» Written instruction
Reproduce the material in full, unchanged.

Data records:
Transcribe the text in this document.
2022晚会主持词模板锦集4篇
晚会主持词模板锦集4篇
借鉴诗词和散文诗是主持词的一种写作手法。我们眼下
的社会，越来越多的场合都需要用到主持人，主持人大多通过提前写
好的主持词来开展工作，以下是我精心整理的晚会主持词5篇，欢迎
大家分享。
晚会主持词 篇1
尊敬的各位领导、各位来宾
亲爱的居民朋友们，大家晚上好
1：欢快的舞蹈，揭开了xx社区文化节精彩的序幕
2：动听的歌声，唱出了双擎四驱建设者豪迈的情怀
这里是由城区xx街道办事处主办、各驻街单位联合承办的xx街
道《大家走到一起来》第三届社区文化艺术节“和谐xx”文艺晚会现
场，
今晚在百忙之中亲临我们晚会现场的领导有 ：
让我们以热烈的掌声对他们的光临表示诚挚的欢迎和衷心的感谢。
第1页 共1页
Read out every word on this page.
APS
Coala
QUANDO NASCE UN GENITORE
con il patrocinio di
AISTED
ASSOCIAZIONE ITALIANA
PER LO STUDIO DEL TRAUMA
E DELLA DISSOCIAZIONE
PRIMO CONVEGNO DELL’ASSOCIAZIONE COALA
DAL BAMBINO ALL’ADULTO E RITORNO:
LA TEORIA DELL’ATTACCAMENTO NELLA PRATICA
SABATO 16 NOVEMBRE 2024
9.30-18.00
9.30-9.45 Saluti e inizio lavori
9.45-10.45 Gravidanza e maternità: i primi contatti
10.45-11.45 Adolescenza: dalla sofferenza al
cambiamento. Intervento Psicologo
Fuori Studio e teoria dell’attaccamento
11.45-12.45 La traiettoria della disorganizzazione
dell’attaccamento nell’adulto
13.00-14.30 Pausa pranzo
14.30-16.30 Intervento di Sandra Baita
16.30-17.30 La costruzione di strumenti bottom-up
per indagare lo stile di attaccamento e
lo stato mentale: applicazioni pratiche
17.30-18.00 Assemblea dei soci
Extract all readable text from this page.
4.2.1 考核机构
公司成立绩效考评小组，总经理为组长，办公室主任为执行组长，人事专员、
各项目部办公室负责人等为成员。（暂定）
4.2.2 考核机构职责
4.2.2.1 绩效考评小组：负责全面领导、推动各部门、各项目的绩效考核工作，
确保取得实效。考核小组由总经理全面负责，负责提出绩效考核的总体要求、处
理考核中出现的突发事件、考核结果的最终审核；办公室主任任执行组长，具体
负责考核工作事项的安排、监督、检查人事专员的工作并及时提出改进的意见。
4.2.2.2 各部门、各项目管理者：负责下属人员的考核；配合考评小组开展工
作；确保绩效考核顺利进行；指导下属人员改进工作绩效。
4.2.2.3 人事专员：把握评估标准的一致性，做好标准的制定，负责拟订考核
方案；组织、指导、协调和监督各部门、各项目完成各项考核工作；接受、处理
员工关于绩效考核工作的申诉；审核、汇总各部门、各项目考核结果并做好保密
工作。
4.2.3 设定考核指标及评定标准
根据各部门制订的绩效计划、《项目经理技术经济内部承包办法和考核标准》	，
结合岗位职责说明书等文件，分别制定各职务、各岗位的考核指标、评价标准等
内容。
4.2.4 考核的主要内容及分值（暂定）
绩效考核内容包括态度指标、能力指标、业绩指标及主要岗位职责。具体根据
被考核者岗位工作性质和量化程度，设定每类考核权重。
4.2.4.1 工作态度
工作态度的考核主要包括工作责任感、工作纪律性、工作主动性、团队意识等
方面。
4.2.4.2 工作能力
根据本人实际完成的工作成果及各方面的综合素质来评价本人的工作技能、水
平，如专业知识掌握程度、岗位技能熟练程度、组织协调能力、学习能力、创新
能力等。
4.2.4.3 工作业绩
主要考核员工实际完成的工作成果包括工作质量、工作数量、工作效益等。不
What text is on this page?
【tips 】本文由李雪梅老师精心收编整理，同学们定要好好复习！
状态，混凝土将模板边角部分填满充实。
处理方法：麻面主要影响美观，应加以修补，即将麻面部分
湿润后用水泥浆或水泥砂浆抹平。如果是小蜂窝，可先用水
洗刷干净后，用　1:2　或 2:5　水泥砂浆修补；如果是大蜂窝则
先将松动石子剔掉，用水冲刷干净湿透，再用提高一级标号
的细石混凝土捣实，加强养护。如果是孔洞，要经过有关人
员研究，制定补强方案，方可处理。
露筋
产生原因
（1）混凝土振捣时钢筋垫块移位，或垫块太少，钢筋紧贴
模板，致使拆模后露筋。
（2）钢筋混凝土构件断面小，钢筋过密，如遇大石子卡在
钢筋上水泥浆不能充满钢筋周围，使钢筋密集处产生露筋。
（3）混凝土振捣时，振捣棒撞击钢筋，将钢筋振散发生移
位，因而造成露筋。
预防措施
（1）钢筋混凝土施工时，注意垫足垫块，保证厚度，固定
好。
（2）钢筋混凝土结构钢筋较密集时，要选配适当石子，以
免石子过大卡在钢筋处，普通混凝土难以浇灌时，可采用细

» Task output
Transcribe the text in this document.
2022晚会主持词模板锦集4篇
晚会主持词模板锦集4篇
借鉴诗词和散文诗是主持词的一种写作手法。我们眼下
的社会，越来越多的场合都需要用到主持人，主持人大多通过提前写
好的主持词来开展工作，以下是我精心整理的晚会主持词5篇，欢迎
大家分享。
晚会主持词 篇1
尊敬的各位领导、各位来宾
亲爱的居民朋友们，大家晚上好
1：欢快的舞蹈，揭开了xx社区文化节精彩的序幕
2：动听的歌声，唱出了双擎四驱建设者豪迈的情怀
这里是由城区xx街道办事处主办、各驻街单位联合承办的xx街
道《大家走到一起来》第三届社区文化艺术节“和谐xx”文艺晚会现
场，
今晚在百忙之中亲临我们晚会现场的领导有 ：
让我们以热烈的掌声对他们的光临表示诚挚的欢迎和衷心的感谢。
第1页 共1页
Read out every word on this page.
APS
Coala
QUANDO NASCE UN GENITORE
con il patrocinio di
AISTED
ASSOCIAZIONE ITALIANA
PER LO STUDIO DEL TRAUMA
E DELLA DISSOCIAZIONE
PRIMO CONVEGNO DELL’ASSOCIAZIONE COALA
DAL BAMBINO ALL’ADULTO E RITORNO:
LA TEORIA DELL’ATTACCAMENTO NELLA PRATICA
SABATO 16 NOVEMBRE 2024
9.30-18.00
9.30-9.45 Saluti e inizio lavori
9.45-10.45 Gravidanza e maternità: i primi contatti
10.45-11.45 Adolescenza: dalla sofferenza al
cambiamento. Intervento Psicologo
Fuori Studio e teoria dell’attaccamento
11.45-12.45 La traiettoria della disorganizzazione
dell’attaccamento nell’adulto
13.00-14.30 Pausa pranzo
14.30-16.30 Intervento di Sandra Baita
16.30-17.30 La costruzione di strumenti bottom-up
per indagare lo stile di attaccamento e
lo stato mentale: applicazioni pratiche
17.30-18.00 Assemblea dei soci
Extract all readable text from this page.
4.2.1 考核机构
公司成立绩效考评小组，总经理为组长，办公室主任为执行组长，人事专员、
各项目部办公室负责人等为成员。（暂定）
4.2.2 考核机构职责
4.2.2.1 绩效考评小组：负责全面领导、推动各部门、各项目的绩效考核工作，
确保取得实效。考核小组由总经理全面负责，负责提出绩效考核的总体要求、处
理考核中出现的突发事件、考核结果的最终审核；办公室主任任执行组长，具体
负责考核工作事项的安排、监督、检查人事专员的工作并及时提出改进的意见。
4.2.2.2 各部门、各项目管理者：负责下属人员的考核；配合考评小组开展工
作；确保绩效考核顺利进行；指导下属人员改进工作绩效。
4.2.2.3 人事专员：把握评估标准的一致性，做好标准的制定，负责拟订考核
方案；组织、指导、协调和监督各部门、各项目完成各项考核工作；接受、处理
员工关于绩效考核工作的申诉；审核、汇总各部门、各项目考核结果并做好保密
工作。
4.2.3 设定考核指标及评定标准
根据各部门制订的绩效计划、《项目经理技术经济内部承包办法和考核标准》	，
结合岗位职责说明书等文件，分别制定各职务、各岗位的考核指标、评价标准等
内容。
4.2.4 考核的主要内容及分值（暂定）
绩效考核内容包括态度指标、能力指标、业绩指标及主要岗位职责。具体根据
被考核者岗位工作性质和量化程度，设定每类考核权重。
4.2.4.1 工作态度
工作态度的考核主要包括工作责任感、工作纪律性、工作主动性、团队意识等
方面。
4.2.4.2 工作能力
根据本人实际完成的工作成果及各方面的综合素质来评价本人的工作技能、水
平，如专业知识掌握程度、岗位技能熟练程度、组织协调能力、学习能力、创新
能力等。
4.2.4.3 工作业绩
主要考核员工实际完成的工作成果包括工作质量、工作数量、工作效益等。不
What text is on this page?
【tips 】本文由李雪梅老师精心收编整理，同学们定要好好复习！
状态，混凝土将模板边角部分填满充实。
处理方法：麻面主要影响美观，应加以修补，即将麻面部分
湿润后用水泥浆或水泥砂浆抹平。如果是小蜂窝，可先用水
洗刷干净后，用　1:2　或 2:5　水泥砂浆修补；如果是大蜂窝则
先将松动石子剔掉，用水冲刷干净湿透，再用提高一级标号
的细石混凝土捣实，加强养护。如果是孔洞，要经过有关人
员研究，制定补强方案，方可处理。
露筋
产生原因
（1）混凝土振捣时钢筋垫块移位，或垫块太少，钢筋紧贴
模板，致使拆模后露筋。
（2）钢筋混凝土构件断面小，钢筋过密，如遇大石子卡在
钢筋上水泥浆不能充满钢筋周围，使钢筋密集处产生露筋。
（3）混凝土振捣时，振捣棒撞击钢筋，将钢筋振散发生移
位，因而造成露筋。
预防措施
（1）钢筋混凝土施工时，注意垫足垫块，保证厚度，固定
好。
（2）钢筋混凝土结构钢筋较密集时，要选配适当石子，以
免石子过大卡在钢筋处，普通混凝土难以浇灌时，可采用细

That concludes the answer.